WHAT IS BEING ASKED:
Of the lines in this material, how many contain "hdtHighHeelNative"? Answer with a single number only.
..........
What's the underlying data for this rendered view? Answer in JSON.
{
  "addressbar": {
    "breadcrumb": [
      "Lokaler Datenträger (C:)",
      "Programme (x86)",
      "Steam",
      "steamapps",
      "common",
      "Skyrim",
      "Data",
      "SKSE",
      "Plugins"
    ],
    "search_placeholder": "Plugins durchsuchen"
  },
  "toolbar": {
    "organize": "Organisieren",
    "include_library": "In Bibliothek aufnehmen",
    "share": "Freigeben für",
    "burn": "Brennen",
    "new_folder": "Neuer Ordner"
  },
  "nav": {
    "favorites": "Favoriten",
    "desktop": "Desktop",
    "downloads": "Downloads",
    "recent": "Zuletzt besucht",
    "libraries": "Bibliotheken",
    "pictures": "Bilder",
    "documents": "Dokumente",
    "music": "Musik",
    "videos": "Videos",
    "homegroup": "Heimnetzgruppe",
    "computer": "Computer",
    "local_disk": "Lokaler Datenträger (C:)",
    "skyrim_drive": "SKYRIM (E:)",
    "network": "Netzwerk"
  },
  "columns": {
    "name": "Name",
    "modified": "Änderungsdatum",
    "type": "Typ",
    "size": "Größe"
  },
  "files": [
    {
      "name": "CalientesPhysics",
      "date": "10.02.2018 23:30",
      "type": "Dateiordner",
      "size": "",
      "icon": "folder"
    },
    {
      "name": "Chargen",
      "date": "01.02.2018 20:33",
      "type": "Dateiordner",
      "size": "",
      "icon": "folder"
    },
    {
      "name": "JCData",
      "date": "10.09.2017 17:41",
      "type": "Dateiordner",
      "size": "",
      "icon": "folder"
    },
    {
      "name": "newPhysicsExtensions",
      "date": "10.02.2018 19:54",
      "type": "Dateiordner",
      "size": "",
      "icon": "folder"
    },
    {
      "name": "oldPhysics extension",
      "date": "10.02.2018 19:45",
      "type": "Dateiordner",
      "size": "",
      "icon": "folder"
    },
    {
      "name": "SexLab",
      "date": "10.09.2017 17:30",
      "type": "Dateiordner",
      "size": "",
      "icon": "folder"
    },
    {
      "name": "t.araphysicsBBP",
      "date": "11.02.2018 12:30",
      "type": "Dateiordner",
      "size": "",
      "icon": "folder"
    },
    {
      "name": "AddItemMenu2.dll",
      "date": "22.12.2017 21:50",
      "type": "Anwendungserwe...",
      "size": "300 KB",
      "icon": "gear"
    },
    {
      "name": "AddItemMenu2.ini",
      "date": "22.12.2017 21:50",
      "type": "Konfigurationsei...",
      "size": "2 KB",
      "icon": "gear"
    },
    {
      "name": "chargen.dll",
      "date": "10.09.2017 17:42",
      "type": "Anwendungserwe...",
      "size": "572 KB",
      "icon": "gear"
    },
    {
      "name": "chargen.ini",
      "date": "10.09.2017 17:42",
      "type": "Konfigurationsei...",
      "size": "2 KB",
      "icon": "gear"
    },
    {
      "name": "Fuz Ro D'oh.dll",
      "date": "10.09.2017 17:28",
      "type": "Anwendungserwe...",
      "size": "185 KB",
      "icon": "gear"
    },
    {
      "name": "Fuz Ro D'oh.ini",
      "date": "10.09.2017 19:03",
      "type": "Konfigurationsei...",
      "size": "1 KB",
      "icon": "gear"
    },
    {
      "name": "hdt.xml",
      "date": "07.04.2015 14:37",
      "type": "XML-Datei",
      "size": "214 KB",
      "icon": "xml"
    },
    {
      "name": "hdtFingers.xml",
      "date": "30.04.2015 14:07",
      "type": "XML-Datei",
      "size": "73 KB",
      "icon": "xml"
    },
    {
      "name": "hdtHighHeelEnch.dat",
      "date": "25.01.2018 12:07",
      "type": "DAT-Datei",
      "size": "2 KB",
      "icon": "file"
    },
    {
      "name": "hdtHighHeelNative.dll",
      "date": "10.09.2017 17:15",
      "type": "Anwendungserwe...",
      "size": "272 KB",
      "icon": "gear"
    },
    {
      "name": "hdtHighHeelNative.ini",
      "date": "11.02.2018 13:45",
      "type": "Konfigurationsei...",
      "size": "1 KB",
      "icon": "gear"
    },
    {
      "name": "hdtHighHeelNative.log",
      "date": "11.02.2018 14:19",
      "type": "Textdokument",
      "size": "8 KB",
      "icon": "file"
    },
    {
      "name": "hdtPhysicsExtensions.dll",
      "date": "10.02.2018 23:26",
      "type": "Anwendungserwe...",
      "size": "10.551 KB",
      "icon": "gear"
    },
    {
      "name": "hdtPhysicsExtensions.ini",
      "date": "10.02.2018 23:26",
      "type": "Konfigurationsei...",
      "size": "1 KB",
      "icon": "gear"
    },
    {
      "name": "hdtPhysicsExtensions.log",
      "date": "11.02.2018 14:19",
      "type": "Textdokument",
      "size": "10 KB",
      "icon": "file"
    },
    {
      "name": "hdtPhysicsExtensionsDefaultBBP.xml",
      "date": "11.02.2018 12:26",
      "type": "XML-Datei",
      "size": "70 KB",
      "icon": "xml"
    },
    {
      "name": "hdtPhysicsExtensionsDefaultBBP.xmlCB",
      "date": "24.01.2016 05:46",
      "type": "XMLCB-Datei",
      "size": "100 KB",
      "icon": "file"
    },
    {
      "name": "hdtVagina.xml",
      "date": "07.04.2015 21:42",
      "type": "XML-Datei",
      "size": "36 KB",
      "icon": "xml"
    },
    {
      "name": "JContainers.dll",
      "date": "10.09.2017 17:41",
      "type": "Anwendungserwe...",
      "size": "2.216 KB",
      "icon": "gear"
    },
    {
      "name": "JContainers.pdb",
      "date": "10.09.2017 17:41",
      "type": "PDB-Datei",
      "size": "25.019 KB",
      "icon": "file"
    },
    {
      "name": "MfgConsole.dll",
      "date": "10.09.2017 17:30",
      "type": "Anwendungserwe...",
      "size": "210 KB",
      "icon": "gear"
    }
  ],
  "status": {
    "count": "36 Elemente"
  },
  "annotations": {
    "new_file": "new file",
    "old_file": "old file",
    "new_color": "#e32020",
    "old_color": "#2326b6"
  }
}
..........
ANSWER TO THE TASK:
3